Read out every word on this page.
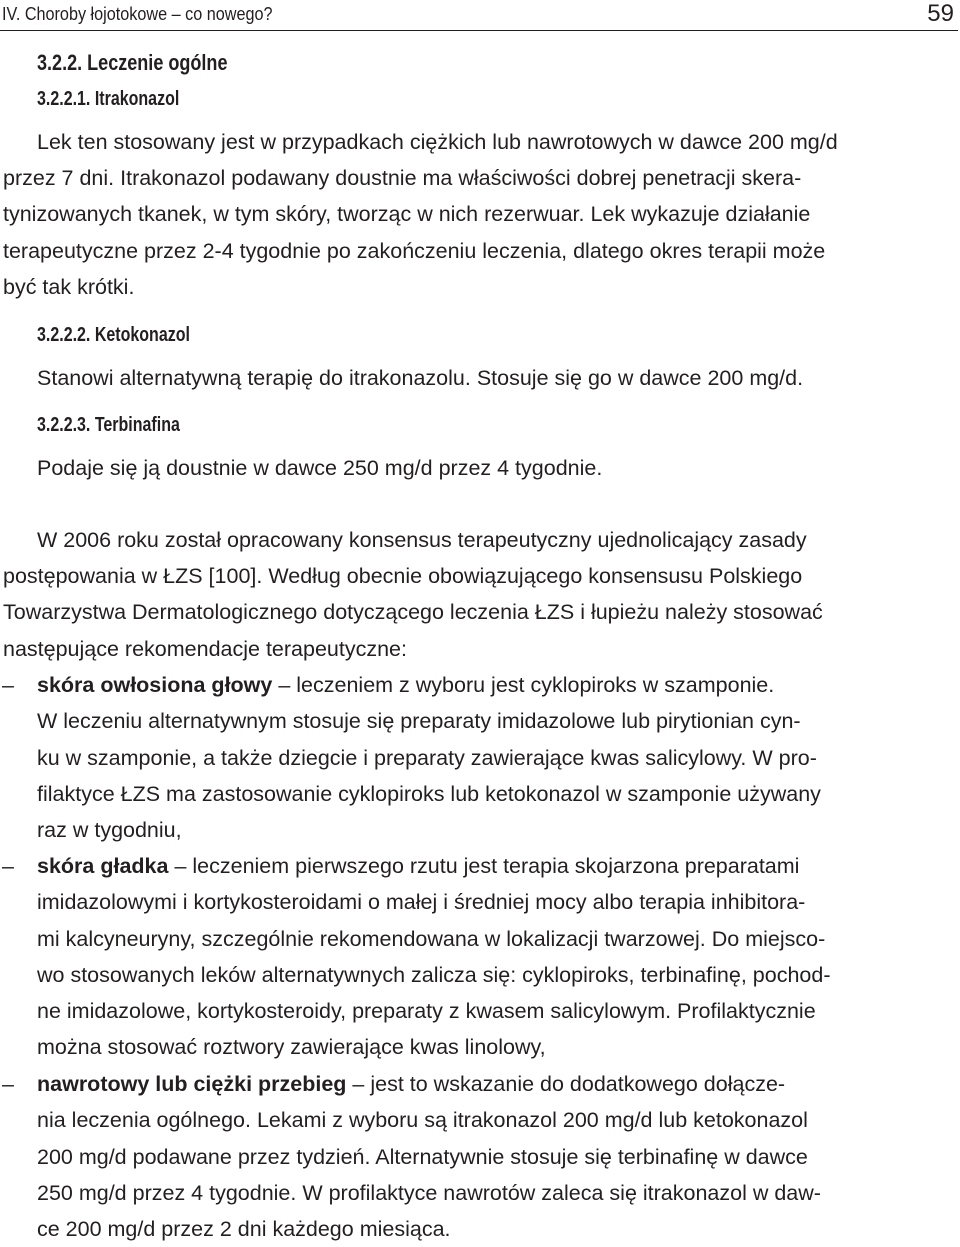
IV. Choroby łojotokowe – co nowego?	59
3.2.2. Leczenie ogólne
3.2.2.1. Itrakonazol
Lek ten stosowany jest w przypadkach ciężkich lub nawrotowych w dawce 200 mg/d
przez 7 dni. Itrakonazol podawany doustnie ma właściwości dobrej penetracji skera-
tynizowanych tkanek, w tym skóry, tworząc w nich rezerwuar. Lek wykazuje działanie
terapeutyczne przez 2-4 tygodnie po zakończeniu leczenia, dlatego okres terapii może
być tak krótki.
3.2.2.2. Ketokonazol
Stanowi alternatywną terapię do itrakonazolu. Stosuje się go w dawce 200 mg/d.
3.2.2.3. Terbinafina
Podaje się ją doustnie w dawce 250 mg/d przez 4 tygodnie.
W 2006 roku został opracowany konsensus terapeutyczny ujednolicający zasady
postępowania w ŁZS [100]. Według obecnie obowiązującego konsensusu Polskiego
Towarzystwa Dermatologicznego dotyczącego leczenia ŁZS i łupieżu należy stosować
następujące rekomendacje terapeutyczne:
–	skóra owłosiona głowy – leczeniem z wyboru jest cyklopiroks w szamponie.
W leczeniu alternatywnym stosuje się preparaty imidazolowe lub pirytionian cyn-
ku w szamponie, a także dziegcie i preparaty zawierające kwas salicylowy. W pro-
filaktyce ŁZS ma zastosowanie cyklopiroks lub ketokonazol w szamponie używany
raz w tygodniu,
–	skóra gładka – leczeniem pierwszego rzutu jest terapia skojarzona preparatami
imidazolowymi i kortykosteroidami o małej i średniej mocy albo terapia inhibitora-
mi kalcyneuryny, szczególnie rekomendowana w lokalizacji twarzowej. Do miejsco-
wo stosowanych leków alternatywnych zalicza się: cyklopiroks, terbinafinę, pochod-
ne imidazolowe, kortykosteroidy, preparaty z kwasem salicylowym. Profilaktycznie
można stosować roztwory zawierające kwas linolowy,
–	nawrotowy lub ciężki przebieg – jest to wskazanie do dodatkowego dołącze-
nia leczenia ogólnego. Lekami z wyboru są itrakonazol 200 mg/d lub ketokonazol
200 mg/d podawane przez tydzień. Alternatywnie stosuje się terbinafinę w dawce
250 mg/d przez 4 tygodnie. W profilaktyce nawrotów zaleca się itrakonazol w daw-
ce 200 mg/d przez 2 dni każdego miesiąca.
⁂
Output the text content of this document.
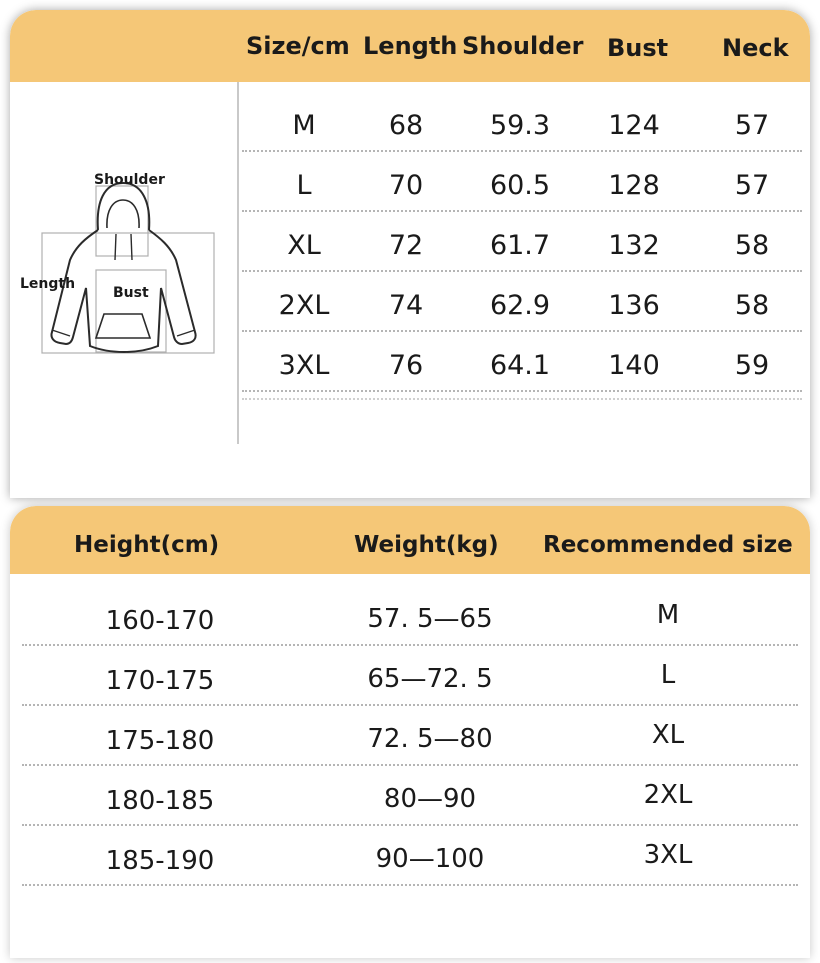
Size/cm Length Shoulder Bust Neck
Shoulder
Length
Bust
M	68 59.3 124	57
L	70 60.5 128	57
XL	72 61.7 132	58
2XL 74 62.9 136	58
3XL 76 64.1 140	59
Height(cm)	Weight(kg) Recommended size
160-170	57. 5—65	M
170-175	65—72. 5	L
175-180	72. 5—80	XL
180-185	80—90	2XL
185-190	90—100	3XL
⁂
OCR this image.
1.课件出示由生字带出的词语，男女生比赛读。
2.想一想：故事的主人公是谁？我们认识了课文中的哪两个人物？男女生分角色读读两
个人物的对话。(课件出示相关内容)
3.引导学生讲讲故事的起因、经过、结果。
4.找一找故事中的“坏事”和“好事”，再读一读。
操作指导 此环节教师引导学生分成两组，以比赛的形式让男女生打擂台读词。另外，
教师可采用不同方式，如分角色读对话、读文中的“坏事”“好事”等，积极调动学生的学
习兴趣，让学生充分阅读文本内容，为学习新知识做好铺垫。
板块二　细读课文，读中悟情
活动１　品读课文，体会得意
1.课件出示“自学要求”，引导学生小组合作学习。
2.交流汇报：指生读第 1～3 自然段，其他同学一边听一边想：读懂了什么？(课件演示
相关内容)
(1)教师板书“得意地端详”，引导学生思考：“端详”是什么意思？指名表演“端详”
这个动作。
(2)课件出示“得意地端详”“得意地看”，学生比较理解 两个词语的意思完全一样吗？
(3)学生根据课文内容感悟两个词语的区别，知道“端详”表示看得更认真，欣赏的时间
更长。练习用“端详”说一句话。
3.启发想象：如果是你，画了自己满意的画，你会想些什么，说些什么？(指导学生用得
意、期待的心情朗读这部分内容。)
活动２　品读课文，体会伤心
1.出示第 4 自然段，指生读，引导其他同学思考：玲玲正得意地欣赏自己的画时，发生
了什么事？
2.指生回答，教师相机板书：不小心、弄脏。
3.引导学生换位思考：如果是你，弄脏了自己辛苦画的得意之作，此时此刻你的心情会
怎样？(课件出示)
⁂
**WHAT IS ASKED:**
From the entries above, extract each line containing "如果是你".

**RESPONSE TO THE EXERCISE:**
3.启发想象：如果是你，画了自己满意的画，你会想些什么，说些什么？(指导学生用得
3.引导学生换位思考：如果是你，弄脏了自己辛苦画的得意之作，此时此刻你的心情会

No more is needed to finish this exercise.